■ **Exercise**
Set down all of the data that follows word for word, without the images.

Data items
=== Section Start ===

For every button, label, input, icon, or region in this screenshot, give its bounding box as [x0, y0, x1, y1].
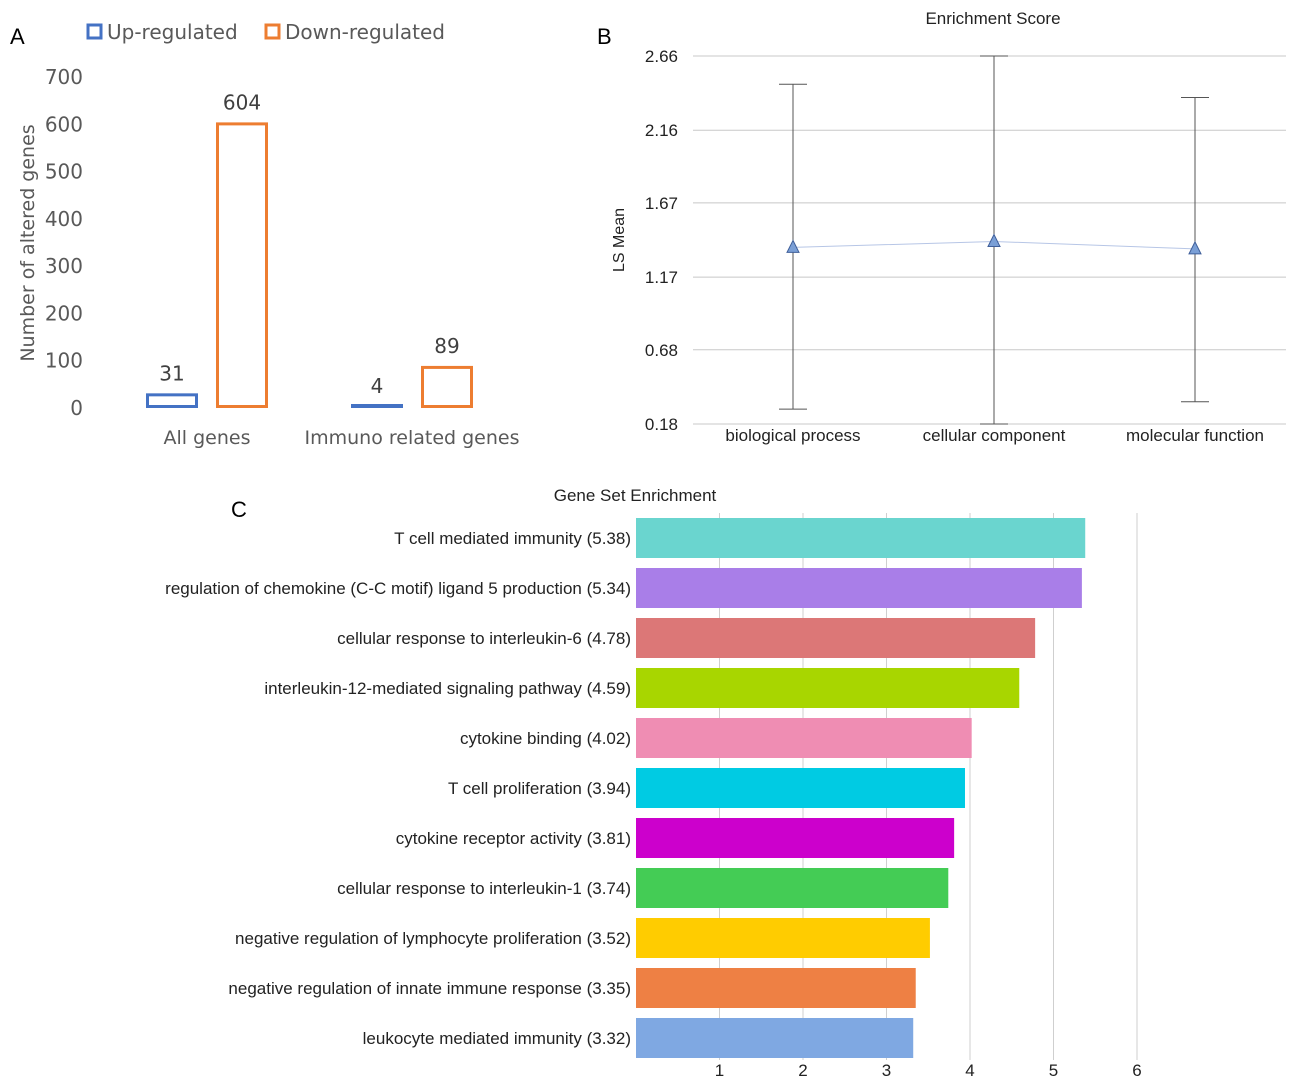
chart-a-y-tick-label: 700	[45, 65, 83, 89]
bar-negative-regulation-of-lymphocyte-proliferation-3-52	[636, 918, 930, 958]
chart-c-category-label: T cell proliferation (3.94)	[448, 779, 631, 798]
chart-a-y-tick-label: 600	[45, 112, 83, 136]
chart-c-category-label: cytokine binding (4.02)	[460, 729, 631, 748]
chart-b-y-tick-label: 1.17	[645, 268, 678, 287]
data-label-down-regulated-all-genes: 604	[223, 90, 261, 114]
chart-b-y-axis-label: LS Mean	[611, 208, 628, 272]
chart-c-category-label: leukocyte mediated immunity (3.32)	[363, 1029, 631, 1048]
chart-c: Gene Set Enrichment T cell mediated immu…	[165, 486, 1142, 1080]
marker-cellular-component	[987, 233, 1001, 247]
bar-leukocyte-mediated-immunity-3-32	[636, 1018, 914, 1058]
chart-a-x-labels: All genes Immuno related genes	[164, 427, 520, 449]
chart-c-x-tick-label: 1	[715, 1061, 724, 1080]
legend-swatch-down-regulated	[264, 23, 281, 40]
legend-swatch-up-regulated	[86, 23, 103, 40]
chart-c-x-ticks: 1 2 3 4 5 6	[715, 1061, 1142, 1080]
chart-c-bars	[636, 518, 1086, 1058]
bar-up-regulated-all-genes	[146, 393, 198, 409]
chart-c-category-label: negative regulation of lymphocyte prolif…	[235, 929, 631, 948]
chart-a-y-tick-label: 0	[70, 396, 83, 420]
chart-c-category-label: cytokine receptor activity (3.81)	[396, 829, 631, 848]
chart-b-gridlines	[693, 55, 1286, 425]
chart-b-x-label: molecular function	[1126, 426, 1264, 445]
chart-a-y-tick-label: 200	[45, 301, 83, 325]
chart-a-y-ticks: 0 100 200 300 400 500 600 700	[45, 65, 83, 420]
chart-b-marks	[779, 55, 1209, 425]
chart-b-title: Enrichment Score	[925, 9, 1060, 28]
chart-a-y-tick-label: 100	[45, 349, 83, 373]
chart-a-bars: 31 604 4 89	[146, 90, 473, 409]
panel-label-b: B	[597, 24, 612, 49]
chart-a-y-tick-label: 500	[45, 160, 83, 184]
bar-regulation-of-chemokine-c-c-motif-ligand-5-production-5-34	[636, 568, 1082, 608]
panel-label-c: C	[231, 497, 247, 522]
chart-a-legend: Up-regulated Down-regulated	[86, 20, 445, 44]
data-label-up-regulated-all-genes: 31	[159, 361, 184, 385]
panel-label-a: A	[10, 24, 25, 49]
bar-down-regulated-all-genes	[216, 122, 268, 408]
chart-c-category-labels: T cell mediated immunity (5.38) regulatio…	[165, 529, 631, 1048]
chart-b-x-label: biological process	[725, 426, 860, 445]
chart-c-x-tick-label: 5	[1049, 1061, 1058, 1080]
chart-c-category-label: cellular response to interleukin-6 (4.78…	[337, 629, 631, 648]
chart-a: Up-regulated Down-regulated Number of alt…	[17, 20, 520, 449]
chart-c-category-label: regulation of chemokine (C-C motif) liga…	[165, 579, 631, 598]
chart-c-category-label: interleukin-12-mediated signaling pathwa…	[264, 679, 631, 698]
chart-b-y-ticks: 0.18 0.68 1.17 1.67 2.16 2.66	[645, 47, 678, 434]
bar-cytokine-receptor-activity-3-81	[636, 818, 955, 858]
chart-a-y-tick-label: 400	[45, 207, 83, 231]
chart-c-x-tick-label: 4	[965, 1061, 974, 1080]
marker-biological-process	[786, 239, 800, 253]
chart-c-category-label: negative regulation of innate immune res…	[228, 979, 631, 998]
data-label-up-regulated-immuno-related-genes: 4	[371, 374, 384, 398]
legend-label-down-regulated: Down-regulated	[285, 20, 445, 44]
bar-cellular-response-to-interleukin-6-4-78	[636, 618, 1036, 658]
chart-b-x-label: cellular component	[923, 426, 1066, 445]
chart-b-y-tick-label: 0.18	[645, 415, 678, 434]
data-label-down-regulated-immuno-related-genes: 89	[434, 334, 459, 358]
chart-a-y-axis-label: Number of altered genes	[17, 124, 39, 361]
chart-b-x-labels: biological process cellular component mole…	[725, 426, 1264, 445]
chart-c-x-tick-label: 6	[1132, 1061, 1141, 1080]
chart-a-x-label: All genes	[164, 427, 251, 449]
chart-a-y-tick-label: 300	[45, 254, 83, 278]
bar-t-cell-proliferation-3-94	[636, 768, 965, 808]
chart-a-x-label: Immuno related genes	[305, 427, 520, 449]
bar-interleukin-12-mediated-signaling-pathway-4-59	[636, 668, 1020, 708]
bar-cytokine-binding-4-02	[636, 718, 972, 758]
bar-negative-regulation-of-innate-immune-response-3-35	[636, 968, 916, 1008]
chart-c-category-label: cellular response to interleukin-1 (3.74…	[337, 879, 631, 898]
chart-c-title: Gene Set Enrichment	[554, 486, 717, 505]
chart-b-y-tick-label: 2.66	[645, 47, 678, 66]
chart-c-x-tick-label: 2	[798, 1061, 807, 1080]
chart-b-y-tick-label: 1.67	[645, 194, 678, 213]
chart-b-y-tick-label: 2.16	[645, 121, 678, 140]
bar-down-regulated-immuno-related-genes	[421, 365, 473, 408]
chart-c-x-tick-label: 3	[882, 1061, 891, 1080]
bar-t-cell-mediated-immunity-5-38	[636, 518, 1086, 558]
bar-up-regulated-immuno-related-genes	[351, 404, 403, 408]
legend-label-up-regulated: Up-regulated	[107, 20, 238, 44]
bar-cellular-response-to-interleukin-1-3-74	[636, 868, 949, 908]
chart-b: Enrichment Score LS Mean 0.18 0.68 1.17 1.6…	[611, 9, 1286, 445]
marker-molecular-function	[1188, 240, 1202, 255]
chart-c-category-label: T cell mediated immunity (5.38)	[394, 529, 631, 548]
chart-b-y-tick-label: 0.68	[645, 341, 678, 360]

=== Section End ===

■ **Solution to the exercise**
For every button, label, input, icon, or region in this screenshot, give its bounding box as [x0, y0, x1, y1].
chart-a-y-tick-label: 700	[45, 65, 83, 89]
bar-negative-regulation-of-lymphocyte-proliferation-3-52	[636, 918, 930, 958]
chart-c-category-label: T cell proliferation (3.94)	[448, 779, 631, 798]
chart-a-y-tick-label: 600	[45, 112, 83, 136]
chart-c-category-label: cytokine binding (4.02)	[460, 729, 631, 748]
chart-b-y-tick-label: 1.17	[645, 268, 678, 287]
data-label-down-regulated-all-genes: 604	[223, 90, 261, 114]
chart-b-y-axis-label: LS Mean	[611, 208, 628, 272]
chart-c-category-label: leukocyte mediated immunity (3.32)	[363, 1029, 631, 1048]
chart-c: Gene Set Enrichment T cell mediated immu…	[165, 486, 1142, 1080]
marker-cellular-component	[987, 233, 1001, 247]
bar-leukocyte-mediated-immunity-3-32	[636, 1018, 914, 1058]
chart-a-x-labels: All genes Immuno related genes	[164, 427, 520, 449]
chart-c-x-tick-label: 1	[715, 1061, 724, 1080]
legend-swatch-down-regulated	[264, 23, 281, 40]
legend-swatch-up-regulated	[86, 23, 103, 40]
chart-c-x-ticks: 1 2 3 4 5 6	[715, 1061, 1142, 1080]
chart-c-bars	[636, 518, 1086, 1058]
bar-up-regulated-all-genes	[146, 393, 198, 409]
chart-c-category-label: negative regulation of lymphocyte prolif…	[235, 929, 631, 948]
chart-a-y-tick-label: 0	[70, 396, 83, 420]
chart-c-category-label: cytokine receptor activity (3.81)	[396, 829, 631, 848]
chart-b-gridlines	[693, 55, 1286, 425]
chart-b-x-label: molecular function	[1126, 426, 1264, 445]
chart-a-y-tick-label: 200	[45, 301, 83, 325]
chart-a-y-ticks: 0 100 200 300 400 500 600 700	[45, 65, 83, 420]
chart-b-marks	[779, 55, 1209, 425]
chart-b-title: Enrichment Score	[925, 9, 1060, 28]
chart-a-y-tick-label: 100	[45, 349, 83, 373]
chart-a-bars: 31 604 4 89	[146, 90, 473, 409]
panel-label-b: B	[597, 24, 612, 49]
chart-a-y-tick-label: 500	[45, 160, 83, 184]
bar-regulation-of-chemokine-c-c-motif-ligand-5-production-5-34	[636, 568, 1082, 608]
panel-label-c: C	[231, 497, 247, 522]
chart-a-legend: Up-regulated Down-regulated	[86, 20, 445, 44]
data-label-up-regulated-all-genes: 31	[159, 361, 184, 385]
panel-label-a: A	[10, 24, 25, 49]
bar-down-regulated-all-genes	[216, 122, 268, 408]
chart-c-category-labels: T cell mediated immunity (5.38) regulatio…	[165, 529, 631, 1048]
chart-b-x-label: biological process	[725, 426, 860, 445]
chart-c-x-tick-label: 5	[1049, 1061, 1058, 1080]
chart-c-category-label: cellular response to interleukin-6 (4.78…	[337, 629, 631, 648]
chart-a: Up-regulated Down-regulated Number of alt…	[17, 20, 520, 449]
chart-c-category-label: regulation of chemokine (C-C motif) liga…	[165, 579, 631, 598]
chart-c-category-label: interleukin-12-mediated signaling pathwa…	[264, 679, 631, 698]
chart-b-y-ticks: 0.18 0.68 1.17 1.67 2.16 2.66	[645, 47, 678, 434]
bar-cytokine-receptor-activity-3-81	[636, 818, 955, 858]
chart-a-y-tick-label: 400	[45, 207, 83, 231]
chart-c-x-tick-label: 4	[965, 1061, 974, 1080]
marker-biological-process	[786, 239, 800, 253]
chart-c-category-label: negative regulation of innate immune res…	[228, 979, 631, 998]
data-label-up-regulated-immuno-related-genes: 4	[371, 374, 384, 398]
legend-label-down-regulated: Down-regulated	[285, 20, 445, 44]
bar-cellular-response-to-interleukin-6-4-78	[636, 618, 1036, 658]
chart-b-x-label: cellular component	[923, 426, 1066, 445]
chart-b-y-tick-label: 0.18	[645, 415, 678, 434]
data-label-down-regulated-immuno-related-genes: 89	[434, 334, 459, 358]
chart-a-y-axis-label: Number of altered genes	[17, 124, 39, 361]
chart-b-x-labels: biological process cellular component mole…	[725, 426, 1264, 445]
chart-c-x-tick-label: 6	[1132, 1061, 1141, 1080]
chart-a-x-label: All genes	[164, 427, 251, 449]
chart-a-y-tick-label: 300	[45, 254, 83, 278]
bar-t-cell-proliferation-3-94	[636, 768, 965, 808]
chart-a-x-label: Immuno related genes	[305, 427, 520, 449]
bar-interleukin-12-mediated-signaling-pathway-4-59	[636, 668, 1020, 708]
bar-cytokine-binding-4-02	[636, 718, 972, 758]
bar-negative-regulation-of-innate-immune-response-3-35	[636, 968, 916, 1008]
chart-c-category-label: cellular response to interleukin-1 (3.74…	[337, 879, 631, 898]
chart-c-title: Gene Set Enrichment	[554, 486, 717, 505]
chart-b-y-tick-label: 2.66	[645, 47, 678, 66]
chart-c-x-tick-label: 2	[798, 1061, 807, 1080]
chart-b-y-tick-label: 1.67	[645, 194, 678, 213]
chart-b-y-tick-label: 2.16	[645, 121, 678, 140]
bar-down-regulated-immuno-related-genes	[421, 365, 473, 408]
chart-c-x-tick-label: 3	[882, 1061, 891, 1080]
bar-t-cell-mediated-immunity-5-38	[636, 518, 1086, 558]
bar-up-regulated-immuno-related-genes	[351, 404, 403, 408]
legend-label-up-regulated: Up-regulated	[107, 20, 238, 44]
bar-cellular-response-to-interleukin-1-3-74	[636, 868, 949, 908]
chart-b: Enrichment Score LS Mean 0.18 0.68 1.17 1.6…	[611, 9, 1286, 445]
marker-molecular-function	[1188, 240, 1202, 255]
chart-c-category-label: T cell mediated immunity (5.38)	[394, 529, 631, 548]
chart-b-y-tick-label: 0.68	[645, 341, 678, 360]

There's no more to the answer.